-- BEGIN --

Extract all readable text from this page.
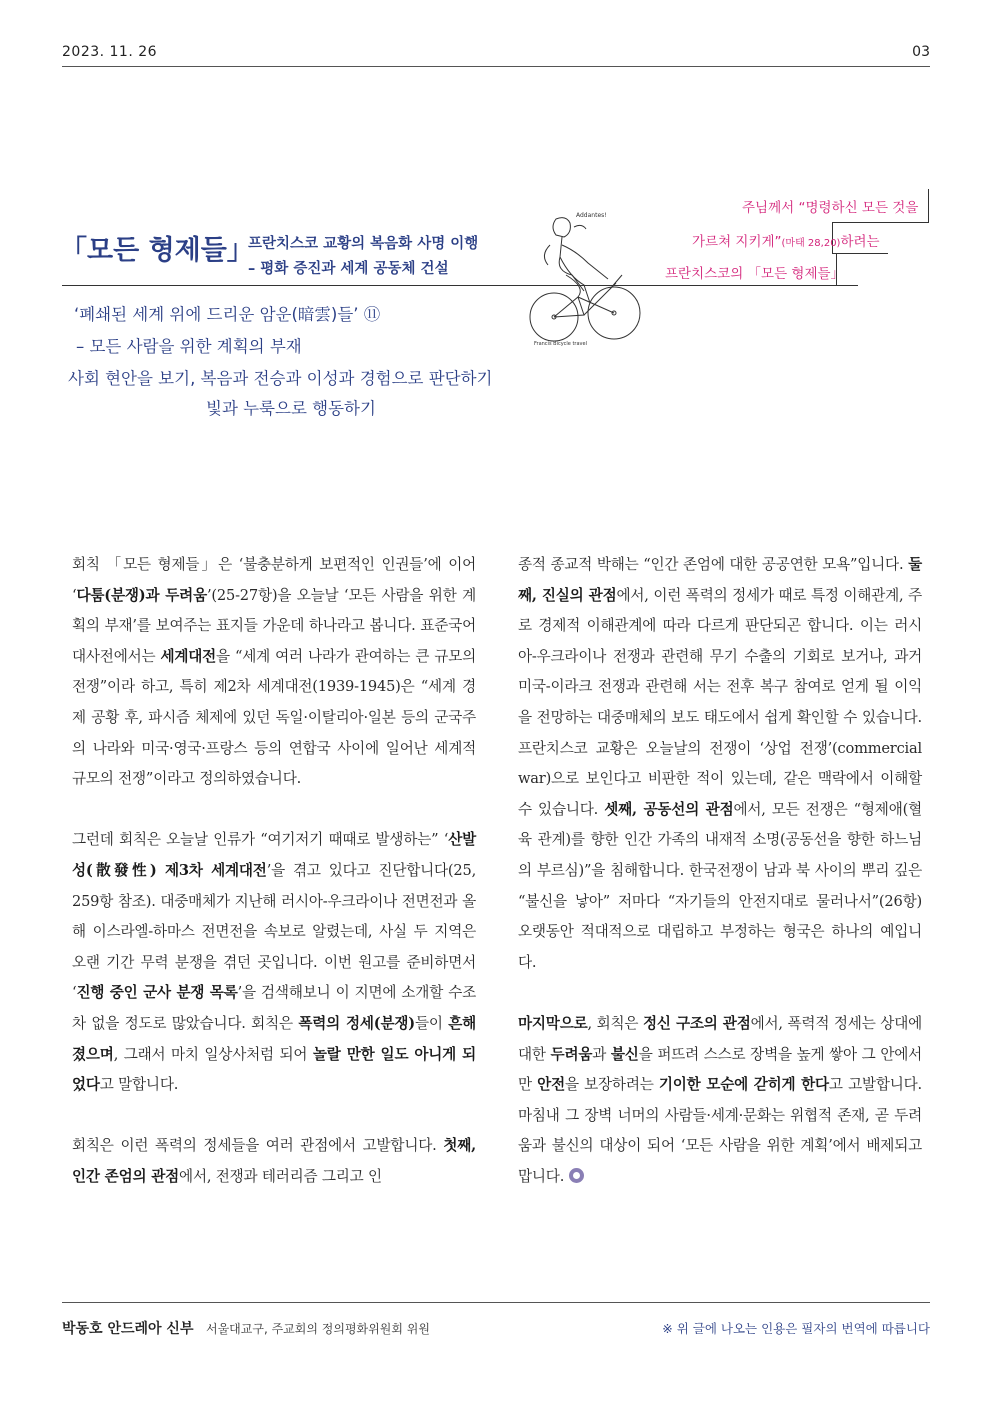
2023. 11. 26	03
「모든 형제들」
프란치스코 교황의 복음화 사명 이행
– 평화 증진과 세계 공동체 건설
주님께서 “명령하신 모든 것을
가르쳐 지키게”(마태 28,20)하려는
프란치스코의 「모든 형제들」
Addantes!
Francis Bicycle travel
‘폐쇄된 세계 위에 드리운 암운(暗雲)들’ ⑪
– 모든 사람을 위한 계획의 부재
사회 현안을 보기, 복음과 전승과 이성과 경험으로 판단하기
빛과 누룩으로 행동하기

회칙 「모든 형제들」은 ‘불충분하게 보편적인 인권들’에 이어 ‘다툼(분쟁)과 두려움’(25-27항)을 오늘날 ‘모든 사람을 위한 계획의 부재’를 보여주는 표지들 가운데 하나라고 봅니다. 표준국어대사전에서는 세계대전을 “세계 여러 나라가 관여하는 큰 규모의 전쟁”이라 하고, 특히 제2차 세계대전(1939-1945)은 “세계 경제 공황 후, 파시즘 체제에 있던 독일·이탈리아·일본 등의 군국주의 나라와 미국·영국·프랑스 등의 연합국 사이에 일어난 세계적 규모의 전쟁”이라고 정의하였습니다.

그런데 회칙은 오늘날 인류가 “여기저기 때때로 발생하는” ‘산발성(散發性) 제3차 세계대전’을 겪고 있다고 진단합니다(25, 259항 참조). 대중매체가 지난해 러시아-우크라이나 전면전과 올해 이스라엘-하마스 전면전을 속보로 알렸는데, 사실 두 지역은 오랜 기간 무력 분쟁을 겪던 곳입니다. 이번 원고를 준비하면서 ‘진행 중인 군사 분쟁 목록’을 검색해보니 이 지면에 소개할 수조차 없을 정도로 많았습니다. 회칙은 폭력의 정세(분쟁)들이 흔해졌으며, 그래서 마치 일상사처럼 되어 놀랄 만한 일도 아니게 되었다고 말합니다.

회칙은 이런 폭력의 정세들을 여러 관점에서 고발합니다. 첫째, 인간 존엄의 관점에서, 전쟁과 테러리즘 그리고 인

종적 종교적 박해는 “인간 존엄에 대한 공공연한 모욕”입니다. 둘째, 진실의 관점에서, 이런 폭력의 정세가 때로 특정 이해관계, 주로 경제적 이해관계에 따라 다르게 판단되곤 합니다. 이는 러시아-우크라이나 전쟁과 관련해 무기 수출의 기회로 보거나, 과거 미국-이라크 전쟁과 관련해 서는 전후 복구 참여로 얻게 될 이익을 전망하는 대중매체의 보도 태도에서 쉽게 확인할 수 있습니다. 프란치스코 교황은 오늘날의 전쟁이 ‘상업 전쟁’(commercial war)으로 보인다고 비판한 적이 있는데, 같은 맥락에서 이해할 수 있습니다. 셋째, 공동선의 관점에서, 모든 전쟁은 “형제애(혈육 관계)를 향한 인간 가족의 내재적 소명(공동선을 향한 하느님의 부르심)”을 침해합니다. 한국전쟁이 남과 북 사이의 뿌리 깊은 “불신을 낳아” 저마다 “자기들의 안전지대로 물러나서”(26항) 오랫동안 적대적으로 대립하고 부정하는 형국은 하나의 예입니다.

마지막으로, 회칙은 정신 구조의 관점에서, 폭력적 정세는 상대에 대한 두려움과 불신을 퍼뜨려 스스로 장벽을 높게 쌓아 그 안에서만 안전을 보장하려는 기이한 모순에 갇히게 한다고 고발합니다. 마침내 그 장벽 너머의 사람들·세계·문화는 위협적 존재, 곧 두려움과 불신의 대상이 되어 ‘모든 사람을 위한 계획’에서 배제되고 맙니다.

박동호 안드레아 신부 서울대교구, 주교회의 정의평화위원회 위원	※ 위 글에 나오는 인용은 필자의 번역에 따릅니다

-- END --

*Direction*: Copy all lines from the material that contain "세계대전".

*Problem solution*:
회칙 「모든 형제들」은 ‘불충분하게 보편적인 인권들’에 이어 ‘다툼(분쟁)과 두려움’(25-27항)을 오늘날 ‘모든 사람을 위한 계획의 부재’를 보여주는 표지들 가운데 하나라고 봅니다. 표준국어대사전에서는 세계대전을 “세계 여러 나라가 관여하는 큰 규모의 전쟁”이라 하고, 특히 제2차 세계대전(1939-1945)은 “세계 경제 공황 후, 파시즘 체제에 있던 독일·이탈리아·일본 등의 군국주의 나라와 미국·영국·프랑스 등의 연합국 사이에 일어난 세계적 규모의 전쟁”이라고 정의하였습니다.
그런데 회칙은 오늘날 인류가 “여기저기 때때로 발생하는” ‘산발성(散發性) 제3차 세계대전’을 겪고 있다고 진단합니다(25, 259항 참조). 대중매체가 지난해 러시아-우크라이나 전면전과 올해 이스라엘-하마스 전면전을 속보로 알렸는데, 사실 두 지역은 오랜 기간 무력 분쟁을 겪던 곳입니다. 이번 원고를 준비하면서 ‘진행 중인 군사 분쟁 목록’을 검색해보니 이 지면에 소개할 수조차 없을 정도로 많았습니다. 회칙은 폭력의 정세(분쟁)들이 흔해졌으며, 그래서 마치 일상사처럼 되어 놀랄 만한 일도 아니게 되었다고 말합니다.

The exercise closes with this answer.